Given entries:
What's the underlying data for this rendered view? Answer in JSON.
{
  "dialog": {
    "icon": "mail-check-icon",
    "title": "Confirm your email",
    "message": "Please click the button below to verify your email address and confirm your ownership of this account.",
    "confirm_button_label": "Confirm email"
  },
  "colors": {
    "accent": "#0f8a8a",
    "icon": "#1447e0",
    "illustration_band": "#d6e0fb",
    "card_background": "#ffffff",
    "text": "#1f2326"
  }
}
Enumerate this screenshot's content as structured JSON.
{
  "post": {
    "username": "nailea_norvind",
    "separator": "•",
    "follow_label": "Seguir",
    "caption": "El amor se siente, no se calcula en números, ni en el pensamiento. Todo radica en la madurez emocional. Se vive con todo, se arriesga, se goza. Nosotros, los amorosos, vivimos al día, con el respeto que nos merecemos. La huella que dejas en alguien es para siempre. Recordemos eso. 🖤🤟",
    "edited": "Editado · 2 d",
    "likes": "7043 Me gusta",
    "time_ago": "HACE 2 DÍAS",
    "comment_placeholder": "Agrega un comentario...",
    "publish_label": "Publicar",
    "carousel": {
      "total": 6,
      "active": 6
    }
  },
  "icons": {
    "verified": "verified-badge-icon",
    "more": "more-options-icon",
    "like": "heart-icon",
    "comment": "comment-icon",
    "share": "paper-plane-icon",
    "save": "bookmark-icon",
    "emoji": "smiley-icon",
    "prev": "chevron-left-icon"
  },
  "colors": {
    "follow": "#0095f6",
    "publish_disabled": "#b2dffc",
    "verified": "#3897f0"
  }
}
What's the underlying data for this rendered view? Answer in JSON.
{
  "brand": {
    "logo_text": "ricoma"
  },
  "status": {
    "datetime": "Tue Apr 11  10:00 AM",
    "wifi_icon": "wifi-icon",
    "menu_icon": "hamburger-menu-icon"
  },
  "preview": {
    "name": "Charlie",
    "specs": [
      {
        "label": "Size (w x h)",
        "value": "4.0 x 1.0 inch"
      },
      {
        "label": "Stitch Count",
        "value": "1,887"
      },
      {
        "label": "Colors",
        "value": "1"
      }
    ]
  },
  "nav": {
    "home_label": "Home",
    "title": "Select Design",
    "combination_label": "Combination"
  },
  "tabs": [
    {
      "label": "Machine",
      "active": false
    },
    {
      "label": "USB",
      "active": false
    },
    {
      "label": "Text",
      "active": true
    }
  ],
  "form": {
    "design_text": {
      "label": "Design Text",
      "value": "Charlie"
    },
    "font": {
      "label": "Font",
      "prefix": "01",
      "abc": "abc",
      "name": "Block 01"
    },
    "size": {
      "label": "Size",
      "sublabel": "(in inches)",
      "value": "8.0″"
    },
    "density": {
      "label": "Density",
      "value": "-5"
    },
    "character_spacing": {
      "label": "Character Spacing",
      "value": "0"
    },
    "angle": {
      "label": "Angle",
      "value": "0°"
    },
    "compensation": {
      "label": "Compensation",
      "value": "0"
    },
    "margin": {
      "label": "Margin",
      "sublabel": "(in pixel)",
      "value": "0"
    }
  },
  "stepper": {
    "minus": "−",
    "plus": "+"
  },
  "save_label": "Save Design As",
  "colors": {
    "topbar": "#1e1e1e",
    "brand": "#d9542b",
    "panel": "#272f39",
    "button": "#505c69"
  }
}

To do: Your task is to repeat each line of the material exactly.

Solution:
What's the underlying data for this rendered view? Answer in JSON.
{
  "dialog": {
    "icon": "mail-check-icon",
    "title": "Confirm your email",
    "message": "Please click the button below to verify your email address and confirm your ownership of this account.",
    "confirm_button_label": "Confirm email"
  },
  "colors": {
    "accent": "#0f8a8a",
    "icon": "#1447e0",
    "illustration_band": "#d6e0fb",
    "card_background": "#ffffff",
    "text": "#1f2326"
  }
}
Enumerate this screenshot's content as structured JSON.
{
  "post": {
    "username": "nailea_norvind",
    "separator": "•",
    "follow_label": "Seguir",
    "caption": "El amor se siente, no se calcula en números, ni en el pensamiento. Todo radica en la madurez emocional. Se vive con todo, se arriesga, se goza. Nosotros, los amorosos, vivimos al día, con el respeto que nos merecemos. La huella que dejas en alguien es para siempre. Recordemos eso. 🖤🤟",
    "edited": "Editado · 2 d",
    "likes": "7043 Me gusta",
    "time_ago": "HACE 2 DÍAS",
    "comment_placeholder": "Agrega un comentario...",
    "publish_label": "Publicar",
    "carousel": {
      "total": 6,
      "active": 6
    }
  },
  "icons": {
    "verified": "verified-badge-icon",
    "more": "more-options-icon",
    "like": "heart-icon",
    "comment": "comment-icon",
    "share": "paper-plane-icon",
    "save": "bookmark-icon",
    "emoji": "smiley-icon",
    "prev": "chevron-left-icon"
  },
  "colors": {
    "follow": "#0095f6",
    "publish_disabled": "#b2dffc",
    "verified": "#3897f0"
  }
}
What's the underlying data for this rendered view? Answer in JSON.
{
  "brand": {
    "logo_text": "ricoma"
  },
  "status": {
    "datetime": "Tue Apr 11  10:00 AM",
    "wifi_icon": "wifi-icon",
    "menu_icon": "hamburger-menu-icon"
  },
  "preview": {
    "name": "Charlie",
    "specs": [
      {
        "label": "Size (w x h)",
        "value": "4.0 x 1.0 inch"
      },
      {
        "label": "Stitch Count",
        "value": "1,887"
      },
      {
        "label": "Colors",
        "value": "1"
      }
    ]
  },
  "nav": {
    "home_label": "Home",
    "title": "Select Design",
    "combination_label": "Combination"
  },
  "tabs": [
    {
      "label": "Machine",
      "active": false
    },
    {
      "label": "USB",
      "active": false
    },
    {
      "label": "Text",
      "active": true
    }
  ],
  "form": {
    "design_text": {
      "label": "Design Text",
      "value": "Charlie"
    },
    "font": {
      "label": "Font",
      "prefix": "01",
      "abc": "abc",
      "name": "Block 01"
    },
    "size": {
      "label": "Size",
      "sublabel": "(in inches)",
      "value": "8.0″"
    },
    "density": {
      "label": "Density",
      "value": "-5"
    },
    "character_spacing": {
      "label": "Character Spacing",
      "value": "0"
    },
    "angle": {
      "label": "Angle",
      "value": "0°"
    },
    "compensation": {
      "label": "Compensation",
      "value": "0"
    },
    "margin": {
      "label": "Margin",
      "sublabel": "(in pixel)",
      "value": "0"
    }
  },
  "stepper": {
    "minus": "−",
    "plus": "+"
  },
  "save_label": "Save Design As",
  "colors": {
    "topbar": "#1e1e1e",
    "brand": "#d9542b",
    "panel": "#272f39",
    "button": "#505c69"
  }
}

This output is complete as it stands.